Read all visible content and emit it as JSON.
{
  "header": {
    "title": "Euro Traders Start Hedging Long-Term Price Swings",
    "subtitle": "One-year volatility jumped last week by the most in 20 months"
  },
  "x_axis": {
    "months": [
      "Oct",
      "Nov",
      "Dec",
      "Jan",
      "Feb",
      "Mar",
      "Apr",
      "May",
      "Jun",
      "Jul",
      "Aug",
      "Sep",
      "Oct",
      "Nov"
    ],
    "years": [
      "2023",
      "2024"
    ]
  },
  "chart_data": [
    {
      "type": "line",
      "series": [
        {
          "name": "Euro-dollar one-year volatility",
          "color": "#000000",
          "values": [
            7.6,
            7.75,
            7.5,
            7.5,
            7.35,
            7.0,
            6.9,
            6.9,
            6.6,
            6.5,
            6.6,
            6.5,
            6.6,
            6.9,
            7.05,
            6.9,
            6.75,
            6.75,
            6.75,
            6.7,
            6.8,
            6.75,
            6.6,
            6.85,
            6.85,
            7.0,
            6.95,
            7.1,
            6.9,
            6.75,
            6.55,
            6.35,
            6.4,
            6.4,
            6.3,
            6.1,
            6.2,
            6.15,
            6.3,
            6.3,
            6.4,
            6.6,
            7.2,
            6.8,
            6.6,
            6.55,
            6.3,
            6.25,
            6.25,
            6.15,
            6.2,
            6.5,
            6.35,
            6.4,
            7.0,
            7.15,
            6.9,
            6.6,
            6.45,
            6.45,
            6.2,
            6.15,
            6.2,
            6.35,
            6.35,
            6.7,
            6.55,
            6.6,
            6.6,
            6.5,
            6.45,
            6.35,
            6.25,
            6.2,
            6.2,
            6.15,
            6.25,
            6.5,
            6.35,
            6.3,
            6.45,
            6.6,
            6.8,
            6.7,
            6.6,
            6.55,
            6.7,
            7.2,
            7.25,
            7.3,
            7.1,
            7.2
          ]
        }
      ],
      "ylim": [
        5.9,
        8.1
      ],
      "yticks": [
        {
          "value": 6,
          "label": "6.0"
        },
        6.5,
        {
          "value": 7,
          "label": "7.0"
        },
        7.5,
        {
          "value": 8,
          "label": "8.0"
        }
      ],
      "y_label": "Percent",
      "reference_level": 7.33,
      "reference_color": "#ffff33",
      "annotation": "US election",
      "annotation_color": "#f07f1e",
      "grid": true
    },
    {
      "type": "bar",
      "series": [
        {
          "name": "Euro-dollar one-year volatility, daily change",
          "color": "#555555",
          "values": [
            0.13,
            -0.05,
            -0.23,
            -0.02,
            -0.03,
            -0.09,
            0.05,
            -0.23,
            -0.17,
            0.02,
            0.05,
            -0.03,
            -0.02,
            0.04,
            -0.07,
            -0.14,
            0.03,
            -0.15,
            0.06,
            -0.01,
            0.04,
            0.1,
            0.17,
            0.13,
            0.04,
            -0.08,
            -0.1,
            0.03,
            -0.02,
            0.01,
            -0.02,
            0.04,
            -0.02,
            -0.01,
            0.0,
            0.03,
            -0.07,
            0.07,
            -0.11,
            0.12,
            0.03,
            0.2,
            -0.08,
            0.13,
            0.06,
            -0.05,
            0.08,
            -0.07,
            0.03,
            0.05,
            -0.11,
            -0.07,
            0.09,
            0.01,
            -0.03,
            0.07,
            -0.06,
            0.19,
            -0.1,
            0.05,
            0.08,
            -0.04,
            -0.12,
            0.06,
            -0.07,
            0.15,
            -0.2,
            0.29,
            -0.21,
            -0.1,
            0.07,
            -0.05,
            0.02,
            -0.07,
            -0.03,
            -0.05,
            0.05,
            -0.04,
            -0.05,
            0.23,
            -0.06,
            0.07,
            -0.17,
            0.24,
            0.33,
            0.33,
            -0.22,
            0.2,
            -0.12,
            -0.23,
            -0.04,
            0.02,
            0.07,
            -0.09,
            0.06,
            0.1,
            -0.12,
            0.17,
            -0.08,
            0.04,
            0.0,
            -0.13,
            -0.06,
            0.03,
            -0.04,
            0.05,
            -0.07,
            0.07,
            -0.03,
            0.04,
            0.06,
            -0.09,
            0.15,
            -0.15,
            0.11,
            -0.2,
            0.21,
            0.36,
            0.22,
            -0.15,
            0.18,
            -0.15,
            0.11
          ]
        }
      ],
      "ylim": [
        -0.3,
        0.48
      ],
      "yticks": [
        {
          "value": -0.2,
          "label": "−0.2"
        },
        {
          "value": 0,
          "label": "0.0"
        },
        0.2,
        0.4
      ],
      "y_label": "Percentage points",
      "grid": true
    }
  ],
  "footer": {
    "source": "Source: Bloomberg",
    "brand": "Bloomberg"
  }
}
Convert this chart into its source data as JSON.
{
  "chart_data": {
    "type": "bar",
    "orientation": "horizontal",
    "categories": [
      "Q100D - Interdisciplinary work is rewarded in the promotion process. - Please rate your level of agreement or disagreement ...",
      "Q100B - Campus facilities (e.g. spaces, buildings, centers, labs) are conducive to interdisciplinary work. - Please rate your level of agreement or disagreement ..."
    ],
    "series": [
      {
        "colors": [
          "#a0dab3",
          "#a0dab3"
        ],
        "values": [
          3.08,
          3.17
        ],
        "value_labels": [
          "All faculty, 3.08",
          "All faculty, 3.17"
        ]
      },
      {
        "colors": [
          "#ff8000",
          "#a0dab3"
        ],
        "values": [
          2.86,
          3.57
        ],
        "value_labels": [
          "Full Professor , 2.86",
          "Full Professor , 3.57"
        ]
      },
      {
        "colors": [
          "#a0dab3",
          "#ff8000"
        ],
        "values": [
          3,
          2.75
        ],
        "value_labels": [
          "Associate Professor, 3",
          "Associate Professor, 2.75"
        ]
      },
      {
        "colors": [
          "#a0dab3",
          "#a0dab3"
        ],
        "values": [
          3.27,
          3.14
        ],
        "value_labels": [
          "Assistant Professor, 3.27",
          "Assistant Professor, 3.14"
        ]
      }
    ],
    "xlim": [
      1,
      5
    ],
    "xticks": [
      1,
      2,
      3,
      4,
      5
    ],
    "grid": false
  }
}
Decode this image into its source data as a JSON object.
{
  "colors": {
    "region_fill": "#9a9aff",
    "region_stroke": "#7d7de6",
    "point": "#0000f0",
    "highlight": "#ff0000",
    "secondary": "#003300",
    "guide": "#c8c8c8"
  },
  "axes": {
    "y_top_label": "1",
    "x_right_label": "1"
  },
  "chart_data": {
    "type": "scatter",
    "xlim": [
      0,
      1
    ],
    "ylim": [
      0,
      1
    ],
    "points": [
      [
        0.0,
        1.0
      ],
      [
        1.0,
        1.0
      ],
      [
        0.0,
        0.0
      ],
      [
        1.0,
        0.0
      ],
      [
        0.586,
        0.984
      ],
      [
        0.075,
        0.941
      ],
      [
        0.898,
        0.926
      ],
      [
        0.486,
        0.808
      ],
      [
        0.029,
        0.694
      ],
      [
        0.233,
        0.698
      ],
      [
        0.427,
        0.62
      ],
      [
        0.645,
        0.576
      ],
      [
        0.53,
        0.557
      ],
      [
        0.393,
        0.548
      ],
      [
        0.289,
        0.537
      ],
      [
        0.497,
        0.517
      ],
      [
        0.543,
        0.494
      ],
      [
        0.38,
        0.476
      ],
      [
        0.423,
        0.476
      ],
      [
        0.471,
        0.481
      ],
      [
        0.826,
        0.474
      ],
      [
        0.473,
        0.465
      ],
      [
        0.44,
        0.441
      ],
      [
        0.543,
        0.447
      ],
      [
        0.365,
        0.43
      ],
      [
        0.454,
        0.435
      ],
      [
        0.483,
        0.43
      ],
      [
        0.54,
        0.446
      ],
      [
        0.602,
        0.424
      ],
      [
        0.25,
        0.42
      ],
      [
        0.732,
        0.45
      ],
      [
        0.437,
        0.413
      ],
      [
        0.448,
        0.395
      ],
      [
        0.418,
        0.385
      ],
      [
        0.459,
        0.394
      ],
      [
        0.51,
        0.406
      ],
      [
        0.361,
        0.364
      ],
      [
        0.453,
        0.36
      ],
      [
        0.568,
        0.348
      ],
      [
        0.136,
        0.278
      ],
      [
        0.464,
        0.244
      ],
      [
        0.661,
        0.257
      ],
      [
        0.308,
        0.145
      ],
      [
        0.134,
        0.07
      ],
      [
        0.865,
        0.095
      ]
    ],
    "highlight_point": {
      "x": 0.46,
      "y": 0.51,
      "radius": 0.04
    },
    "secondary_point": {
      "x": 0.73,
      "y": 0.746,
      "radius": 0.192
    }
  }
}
——————————
(Brief):
Identify the lines in the entries that hold "source" and return each one.

(Task solution):
    "source": "Source: Bloomberg",
Convert this chart into its source data as JSON.
Decode this image into its source data as a JSON object.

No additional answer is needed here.